WORK REQUIRED: The exercise asks you to copy every line below in which "watermark" appears.

RECORDS SHOWN:

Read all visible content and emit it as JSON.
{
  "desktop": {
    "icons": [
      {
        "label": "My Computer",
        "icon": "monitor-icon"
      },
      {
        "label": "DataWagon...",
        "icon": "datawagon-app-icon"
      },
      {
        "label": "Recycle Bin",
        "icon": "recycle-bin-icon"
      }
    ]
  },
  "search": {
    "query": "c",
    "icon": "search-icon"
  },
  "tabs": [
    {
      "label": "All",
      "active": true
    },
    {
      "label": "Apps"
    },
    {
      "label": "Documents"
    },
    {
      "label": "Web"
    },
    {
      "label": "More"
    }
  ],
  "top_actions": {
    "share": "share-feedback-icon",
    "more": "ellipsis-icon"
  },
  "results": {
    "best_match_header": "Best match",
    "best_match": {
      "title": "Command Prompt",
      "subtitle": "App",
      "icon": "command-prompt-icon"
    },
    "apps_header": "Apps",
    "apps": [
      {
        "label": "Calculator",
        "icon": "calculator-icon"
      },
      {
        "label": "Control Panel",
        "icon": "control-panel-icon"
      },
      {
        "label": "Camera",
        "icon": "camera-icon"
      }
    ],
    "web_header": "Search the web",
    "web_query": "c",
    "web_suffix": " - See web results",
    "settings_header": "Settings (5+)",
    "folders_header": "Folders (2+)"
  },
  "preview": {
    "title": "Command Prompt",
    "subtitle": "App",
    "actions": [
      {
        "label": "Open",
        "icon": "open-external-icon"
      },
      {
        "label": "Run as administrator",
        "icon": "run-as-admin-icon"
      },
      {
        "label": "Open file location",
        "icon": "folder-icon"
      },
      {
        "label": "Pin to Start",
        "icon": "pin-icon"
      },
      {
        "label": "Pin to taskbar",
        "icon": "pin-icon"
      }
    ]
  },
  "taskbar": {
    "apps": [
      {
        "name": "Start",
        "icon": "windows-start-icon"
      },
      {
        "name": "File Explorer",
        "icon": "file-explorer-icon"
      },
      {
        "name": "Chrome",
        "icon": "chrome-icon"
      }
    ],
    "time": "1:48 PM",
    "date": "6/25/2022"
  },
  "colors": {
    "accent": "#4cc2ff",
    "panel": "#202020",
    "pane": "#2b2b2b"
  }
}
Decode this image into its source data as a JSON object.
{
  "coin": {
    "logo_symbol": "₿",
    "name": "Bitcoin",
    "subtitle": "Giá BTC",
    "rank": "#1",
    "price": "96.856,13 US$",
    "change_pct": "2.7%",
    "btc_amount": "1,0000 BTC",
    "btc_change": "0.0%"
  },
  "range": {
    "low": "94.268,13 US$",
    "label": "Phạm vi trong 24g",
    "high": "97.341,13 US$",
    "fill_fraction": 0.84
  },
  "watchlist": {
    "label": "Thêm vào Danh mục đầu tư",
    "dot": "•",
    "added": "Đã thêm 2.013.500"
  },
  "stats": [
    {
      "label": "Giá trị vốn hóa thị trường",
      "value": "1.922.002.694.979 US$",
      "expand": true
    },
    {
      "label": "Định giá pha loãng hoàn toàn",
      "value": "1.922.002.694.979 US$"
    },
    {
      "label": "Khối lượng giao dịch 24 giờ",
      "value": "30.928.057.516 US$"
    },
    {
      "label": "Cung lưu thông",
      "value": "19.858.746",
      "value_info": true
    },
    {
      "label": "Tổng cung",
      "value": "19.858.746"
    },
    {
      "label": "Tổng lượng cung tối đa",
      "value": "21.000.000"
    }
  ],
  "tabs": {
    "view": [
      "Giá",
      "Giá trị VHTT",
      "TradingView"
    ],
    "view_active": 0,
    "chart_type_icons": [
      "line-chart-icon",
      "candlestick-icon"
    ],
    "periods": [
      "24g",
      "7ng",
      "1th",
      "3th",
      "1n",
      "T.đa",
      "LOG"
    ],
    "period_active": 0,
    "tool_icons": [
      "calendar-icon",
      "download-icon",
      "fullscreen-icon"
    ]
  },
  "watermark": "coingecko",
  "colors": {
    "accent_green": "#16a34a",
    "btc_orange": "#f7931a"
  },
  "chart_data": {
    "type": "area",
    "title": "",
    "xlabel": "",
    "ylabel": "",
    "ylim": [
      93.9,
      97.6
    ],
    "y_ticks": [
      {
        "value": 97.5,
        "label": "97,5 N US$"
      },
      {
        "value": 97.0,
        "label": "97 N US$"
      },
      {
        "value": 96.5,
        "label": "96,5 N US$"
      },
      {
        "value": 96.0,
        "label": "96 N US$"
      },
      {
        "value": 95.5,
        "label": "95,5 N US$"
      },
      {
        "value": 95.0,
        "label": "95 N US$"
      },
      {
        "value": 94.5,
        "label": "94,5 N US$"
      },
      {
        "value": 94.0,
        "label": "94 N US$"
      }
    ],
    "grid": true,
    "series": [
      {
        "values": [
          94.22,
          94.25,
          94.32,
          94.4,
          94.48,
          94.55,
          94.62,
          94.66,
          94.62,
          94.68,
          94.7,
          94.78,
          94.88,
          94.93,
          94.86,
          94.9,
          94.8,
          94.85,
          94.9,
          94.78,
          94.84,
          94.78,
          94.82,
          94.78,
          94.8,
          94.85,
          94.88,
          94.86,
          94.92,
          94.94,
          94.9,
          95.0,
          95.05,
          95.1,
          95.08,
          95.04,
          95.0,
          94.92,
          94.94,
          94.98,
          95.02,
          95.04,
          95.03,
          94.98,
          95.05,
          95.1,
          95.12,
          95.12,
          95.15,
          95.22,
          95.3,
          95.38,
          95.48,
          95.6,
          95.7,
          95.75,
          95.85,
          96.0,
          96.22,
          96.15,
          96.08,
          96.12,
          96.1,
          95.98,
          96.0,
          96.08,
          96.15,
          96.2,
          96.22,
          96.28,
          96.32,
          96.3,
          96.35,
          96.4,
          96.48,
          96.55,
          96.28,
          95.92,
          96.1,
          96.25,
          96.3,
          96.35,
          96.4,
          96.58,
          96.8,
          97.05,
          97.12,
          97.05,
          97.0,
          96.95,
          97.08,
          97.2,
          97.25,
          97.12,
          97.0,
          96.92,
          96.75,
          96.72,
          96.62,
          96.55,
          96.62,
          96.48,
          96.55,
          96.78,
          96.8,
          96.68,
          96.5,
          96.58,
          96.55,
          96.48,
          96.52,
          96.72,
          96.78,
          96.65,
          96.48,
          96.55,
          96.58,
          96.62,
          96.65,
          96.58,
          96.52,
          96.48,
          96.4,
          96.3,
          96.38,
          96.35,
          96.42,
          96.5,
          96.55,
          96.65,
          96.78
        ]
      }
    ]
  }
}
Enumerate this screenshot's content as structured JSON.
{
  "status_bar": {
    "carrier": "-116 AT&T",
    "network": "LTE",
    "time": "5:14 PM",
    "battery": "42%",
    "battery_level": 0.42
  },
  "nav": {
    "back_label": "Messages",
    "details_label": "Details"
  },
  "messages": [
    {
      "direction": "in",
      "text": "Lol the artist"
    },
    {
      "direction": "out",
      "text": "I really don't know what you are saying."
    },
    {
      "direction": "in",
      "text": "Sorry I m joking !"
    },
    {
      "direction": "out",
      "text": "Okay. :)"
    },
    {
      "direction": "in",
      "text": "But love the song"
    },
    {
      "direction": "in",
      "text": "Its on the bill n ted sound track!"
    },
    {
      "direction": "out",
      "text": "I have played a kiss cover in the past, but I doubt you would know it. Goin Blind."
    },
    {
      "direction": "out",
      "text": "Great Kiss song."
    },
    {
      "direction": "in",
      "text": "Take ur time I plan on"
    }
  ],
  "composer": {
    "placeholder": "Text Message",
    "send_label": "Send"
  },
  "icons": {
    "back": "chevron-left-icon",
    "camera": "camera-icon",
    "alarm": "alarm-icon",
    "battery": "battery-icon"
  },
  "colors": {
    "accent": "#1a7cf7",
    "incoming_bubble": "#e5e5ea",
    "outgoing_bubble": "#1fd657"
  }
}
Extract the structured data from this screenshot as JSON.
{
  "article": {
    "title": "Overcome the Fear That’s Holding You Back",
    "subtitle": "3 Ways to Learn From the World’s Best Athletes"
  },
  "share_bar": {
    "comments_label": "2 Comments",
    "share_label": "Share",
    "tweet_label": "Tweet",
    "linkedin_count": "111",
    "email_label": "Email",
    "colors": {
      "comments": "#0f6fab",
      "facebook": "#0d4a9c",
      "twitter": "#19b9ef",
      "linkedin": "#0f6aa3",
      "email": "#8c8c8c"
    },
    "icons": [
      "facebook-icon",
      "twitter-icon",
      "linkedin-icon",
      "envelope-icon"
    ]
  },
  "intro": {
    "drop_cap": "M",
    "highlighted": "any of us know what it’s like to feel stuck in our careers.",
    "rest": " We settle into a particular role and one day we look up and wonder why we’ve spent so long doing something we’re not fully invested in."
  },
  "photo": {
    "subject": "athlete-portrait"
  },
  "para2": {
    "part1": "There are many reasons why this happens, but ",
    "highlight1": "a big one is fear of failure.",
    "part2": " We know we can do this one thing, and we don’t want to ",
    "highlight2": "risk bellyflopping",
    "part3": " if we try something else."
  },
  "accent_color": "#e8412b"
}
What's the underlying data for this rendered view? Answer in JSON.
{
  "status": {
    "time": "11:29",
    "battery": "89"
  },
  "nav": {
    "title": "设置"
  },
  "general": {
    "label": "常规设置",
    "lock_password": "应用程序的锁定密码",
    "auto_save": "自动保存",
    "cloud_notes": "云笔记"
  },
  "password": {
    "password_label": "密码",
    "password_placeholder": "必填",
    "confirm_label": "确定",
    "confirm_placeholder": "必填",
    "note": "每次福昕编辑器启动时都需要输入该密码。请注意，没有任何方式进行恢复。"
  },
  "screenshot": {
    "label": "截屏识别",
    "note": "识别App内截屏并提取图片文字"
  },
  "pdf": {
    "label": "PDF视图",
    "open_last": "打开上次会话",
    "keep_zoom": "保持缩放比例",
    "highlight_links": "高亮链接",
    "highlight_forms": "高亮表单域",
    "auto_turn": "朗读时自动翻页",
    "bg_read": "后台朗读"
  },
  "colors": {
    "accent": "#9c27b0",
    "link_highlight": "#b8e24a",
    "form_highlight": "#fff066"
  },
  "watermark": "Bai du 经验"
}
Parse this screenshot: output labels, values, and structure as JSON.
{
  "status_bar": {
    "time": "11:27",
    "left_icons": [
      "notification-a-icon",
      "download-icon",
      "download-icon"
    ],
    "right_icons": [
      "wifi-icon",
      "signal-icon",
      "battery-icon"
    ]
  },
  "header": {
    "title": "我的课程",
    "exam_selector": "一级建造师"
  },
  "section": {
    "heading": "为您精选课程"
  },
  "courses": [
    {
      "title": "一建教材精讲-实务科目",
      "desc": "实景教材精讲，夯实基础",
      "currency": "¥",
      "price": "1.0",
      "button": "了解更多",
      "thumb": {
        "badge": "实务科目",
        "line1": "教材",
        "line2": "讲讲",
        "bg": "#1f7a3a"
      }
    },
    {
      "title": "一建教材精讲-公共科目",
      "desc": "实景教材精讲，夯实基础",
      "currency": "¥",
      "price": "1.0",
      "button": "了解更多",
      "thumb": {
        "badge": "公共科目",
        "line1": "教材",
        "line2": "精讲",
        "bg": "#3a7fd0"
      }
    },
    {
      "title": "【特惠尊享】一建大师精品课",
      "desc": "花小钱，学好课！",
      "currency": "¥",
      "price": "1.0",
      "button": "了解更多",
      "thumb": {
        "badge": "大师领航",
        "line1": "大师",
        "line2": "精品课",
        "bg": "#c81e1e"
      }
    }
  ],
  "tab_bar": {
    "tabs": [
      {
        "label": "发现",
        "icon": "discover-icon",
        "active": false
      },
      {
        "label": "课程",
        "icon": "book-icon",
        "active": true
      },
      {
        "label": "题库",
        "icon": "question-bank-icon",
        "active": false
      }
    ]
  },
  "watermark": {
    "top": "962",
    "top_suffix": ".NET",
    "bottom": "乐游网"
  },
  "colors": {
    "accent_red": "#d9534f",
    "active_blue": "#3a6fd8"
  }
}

WRITTEN RESPONSE:
  "watermark": "coingecko",
  "watermark": "Bai du 经验"
  "watermark": {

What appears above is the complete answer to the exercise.